%%
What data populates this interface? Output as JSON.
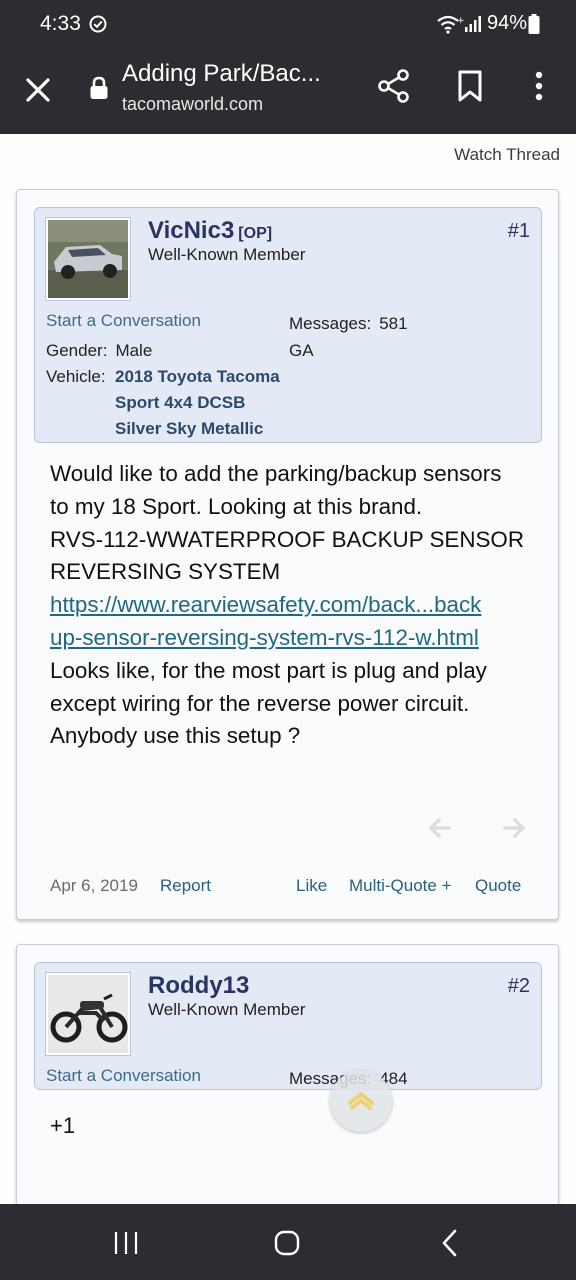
{
  "status_bar": {
    "time": "4:33",
    "battery": "94%"
  },
  "browser": {
    "title": "Adding Park/Bac...",
    "domain": "tacomaworld.com"
  },
  "thread": {
    "watch_label": "Watch Thread"
  },
  "posts": [
    {
      "username": "VicNic3",
      "op_tag": "[OP]",
      "user_title": "Well-Known Member",
      "post_number": "#1",
      "start_conversation": "Start a Conversation",
      "messages_label": "Messages:",
      "messages_value": "581",
      "location": "GA",
      "gender_label": "Gender:",
      "gender_value": "Male",
      "vehicle_label": "Vehicle:",
      "vehicle_lines": [
        "2018 Toyota Tacoma",
        "Sport 4x4 DCSB",
        "Silver Sky Metallic"
      ],
      "body_lines": [
        "Would like to add the parking/backup sensors",
        "to my 18 Sport. Looking at this brand.",
        "RVS-112-WWATERPROOF BACKUP SENSOR",
        "REVERSING SYSTEM"
      ],
      "link_lines": [
        "https://www.rearviewsafety.com/back...back",
        "up-sensor-reversing-system-rvs-112-w.html"
      ],
      "body_lines_after": [
        "Looks like, for the most part is plug and play",
        "except wiring for the reverse power circuit.",
        "Anybody use this setup ?"
      ],
      "date": "Apr 6, 2019",
      "report": "Report",
      "like": "Like",
      "multi_quote": "Multi-Quote +",
      "quote": "Quote"
    },
    {
      "username": "Roddy13",
      "user_title": "Well-Known Member",
      "post_number": "#2",
      "start_conversation": "Start a Conversation",
      "messages_label": "Messages:",
      "messages_value": "484",
      "body": "+1"
    }
  ],
  "colors": {
    "system_bar": "#2b2d31",
    "username": "#2b3362",
    "userbox": "#e3eaf5",
    "link": "#216983"
  }
}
%%
■ BRIEF ■
Within the listing above, work out how many lines contain the string "Quote", and reply with that number only.

■ FULL RESPONSE ■
2